* _Challenge_
With the pictures left out, copy the listing below exactly.

Figure data in JSON

= = =

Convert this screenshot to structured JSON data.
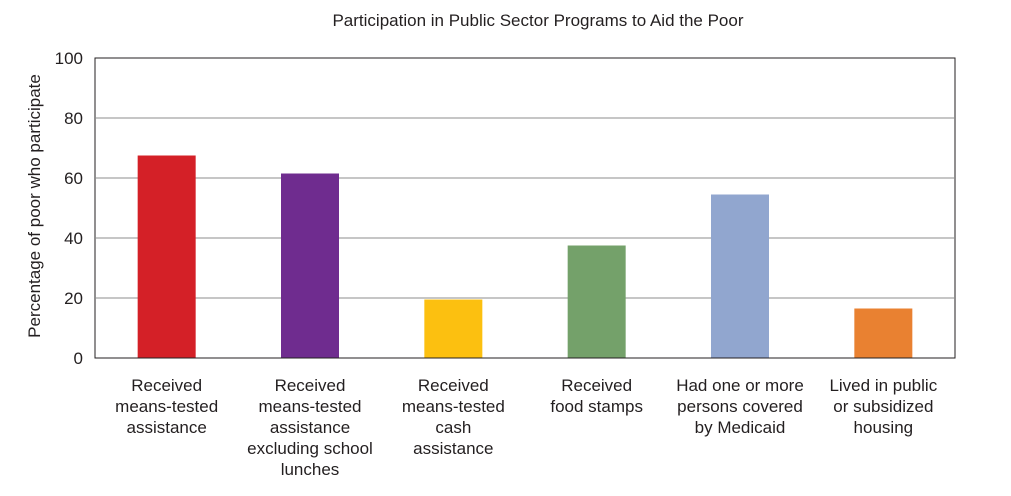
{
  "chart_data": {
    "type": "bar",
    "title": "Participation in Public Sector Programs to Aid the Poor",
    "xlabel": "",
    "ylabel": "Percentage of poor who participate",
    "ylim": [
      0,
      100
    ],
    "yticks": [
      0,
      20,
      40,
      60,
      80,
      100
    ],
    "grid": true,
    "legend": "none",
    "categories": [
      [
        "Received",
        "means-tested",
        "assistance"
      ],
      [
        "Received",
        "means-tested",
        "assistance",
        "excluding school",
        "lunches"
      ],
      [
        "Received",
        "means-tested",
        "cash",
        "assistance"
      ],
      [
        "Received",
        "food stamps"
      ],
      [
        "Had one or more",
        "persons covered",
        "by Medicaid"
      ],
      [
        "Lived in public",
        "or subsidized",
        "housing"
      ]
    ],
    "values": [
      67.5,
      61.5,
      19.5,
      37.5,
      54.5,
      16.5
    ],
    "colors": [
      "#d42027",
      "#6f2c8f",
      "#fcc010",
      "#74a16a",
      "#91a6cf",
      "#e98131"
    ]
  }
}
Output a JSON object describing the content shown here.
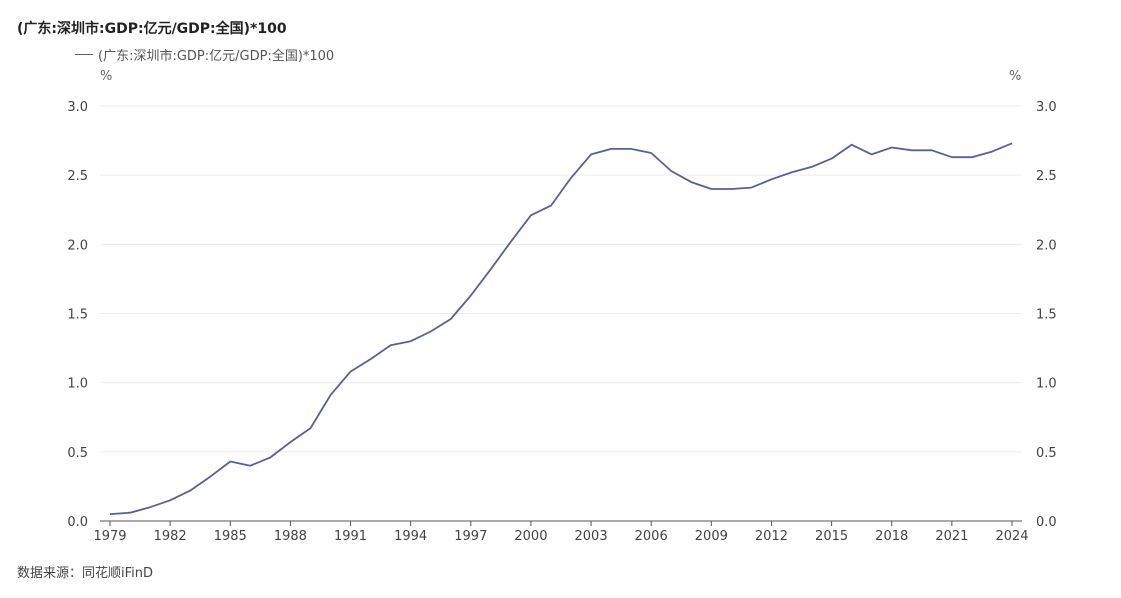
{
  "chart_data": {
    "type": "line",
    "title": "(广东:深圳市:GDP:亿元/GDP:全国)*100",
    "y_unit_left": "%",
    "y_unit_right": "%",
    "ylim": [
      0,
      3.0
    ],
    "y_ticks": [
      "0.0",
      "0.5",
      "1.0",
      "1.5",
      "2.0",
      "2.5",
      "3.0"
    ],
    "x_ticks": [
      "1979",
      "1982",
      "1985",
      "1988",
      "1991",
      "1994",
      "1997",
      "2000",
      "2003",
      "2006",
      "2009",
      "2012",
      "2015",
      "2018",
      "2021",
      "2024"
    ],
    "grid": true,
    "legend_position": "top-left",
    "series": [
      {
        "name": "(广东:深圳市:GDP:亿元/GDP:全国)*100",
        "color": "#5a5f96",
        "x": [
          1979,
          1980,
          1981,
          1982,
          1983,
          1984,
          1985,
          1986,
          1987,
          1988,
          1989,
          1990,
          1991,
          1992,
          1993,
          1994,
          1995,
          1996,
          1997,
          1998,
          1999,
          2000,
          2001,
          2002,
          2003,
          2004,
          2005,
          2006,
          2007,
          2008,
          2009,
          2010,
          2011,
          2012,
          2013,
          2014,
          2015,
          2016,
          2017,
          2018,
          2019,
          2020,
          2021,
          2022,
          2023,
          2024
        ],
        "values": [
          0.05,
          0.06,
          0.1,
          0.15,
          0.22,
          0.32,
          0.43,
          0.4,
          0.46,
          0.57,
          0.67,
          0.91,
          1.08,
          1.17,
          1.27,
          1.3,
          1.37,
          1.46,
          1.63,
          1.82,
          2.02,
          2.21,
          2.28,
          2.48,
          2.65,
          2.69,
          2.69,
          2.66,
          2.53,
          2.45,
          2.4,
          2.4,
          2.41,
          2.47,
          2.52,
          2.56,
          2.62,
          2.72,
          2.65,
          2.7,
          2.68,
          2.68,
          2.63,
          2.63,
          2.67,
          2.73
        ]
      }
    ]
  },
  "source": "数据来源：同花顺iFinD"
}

= = =

* _Task output_
Convert this screenshot to structured JSON data.
{
  "chart_data": {
    "type": "bar",
    "title": "Participation in Public Sector Programs to Aid the Poor",
    "xlabel": "",
    "ylabel": "Percentage of poor who participate",
    "ylim": [
      0,
      100
    ],
    "yticks": [
      0,
      20,
      40,
      60,
      80,
      100
    ],
    "grid": true,
    "legend": "none",
    "categories": [
      [
        "Received",
        "means-tested",
        "assistance"
      ],
      [
        "Received",
        "means-tested",
        "assistance",
        "excluding school",
        "lunches"
      ],
      [
        "Received",
        "means-tested",
        "cash",
        "assistance"
      ],
      [
        "Received",
        "food stamps"
      ],
      [
        "Had one or more",
        "persons covered",
        "by Medicaid"
      ],
      [
        "Lived in public",
        "or subsidized",
        "housing"
      ]
    ],
    "values": [
      67.5,
      61.5,
      19.5,
      37.5,
      54.5,
      16.5
    ],
    "colors": [
      "#d42027",
      "#6f2c8f",
      "#fcc010",
      "#74a16a",
      "#91a6cf",
      "#e98131"
    ]
  }
}
Output a JSON object describing the content shown here.
{
  "chart_data": {
    "type": "line",
    "title": "(广东:深圳市:GDP:亿元/GDP:全国)*100",
    "y_unit_left": "%",
    "y_unit_right": "%",
    "ylim": [
      0,
      3.0
    ],
    "y_ticks": [
      "0.0",
      "0.5",
      "1.0",
      "1.5",
      "2.0",
      "2.5",
      "3.0"
    ],
    "x_ticks": [
      "1979",
      "1982",
      "1985",
      "1988",
      "1991",
      "1994",
      "1997",
      "2000",
      "2003",
      "2006",
      "2009",
      "2012",
      "2015",
      "2018",
      "2021",
      "2024"
    ],
    "grid": true,
    "legend_position": "top-left",
    "series": [
      {
        "name": "(广东:深圳市:GDP:亿元/GDP:全国)*100",
        "color": "#5a5f96",
        "x": [
          1979,
          1980,
          1981,
          1982,
          1983,
          1984,
          1985,
          1986,
          1987,
          1988,
          1989,
          1990,
          1991,
          1992,
          1993,
          1994,
          1995,
          1996,
          1997,
          1998,
          1999,
          2000,
          2001,
          2002,
          2003,
          2004,
          2005,
          2006,
          2007,
          2008,
          2009,
          2010,
          2011,
          2012,
          2013,
          2014,
          2015,
          2016,
          2017,
          2018,
          2019,
          2020,
          2021,
          2022,
          2023,
          2024
        ],
        "values": [
          0.05,
          0.06,
          0.1,
          0.15,
          0.22,
          0.32,
          0.43,
          0.4,
          0.46,
          0.57,
          0.67,
          0.91,
          1.08,
          1.17,
          1.27,
          1.3,
          1.37,
          1.46,
          1.63,
          1.82,
          2.02,
          2.21,
          2.28,
          2.48,
          2.65,
          2.69,
          2.69,
          2.66,
          2.53,
          2.45,
          2.4,
          2.4,
          2.41,
          2.47,
          2.52,
          2.56,
          2.62,
          2.72,
          2.65,
          2.7,
          2.68,
          2.68,
          2.63,
          2.63,
          2.67,
          2.73
        ]
      }
    ]
  },
  "source": "数据来源：同花顺iFinD"
}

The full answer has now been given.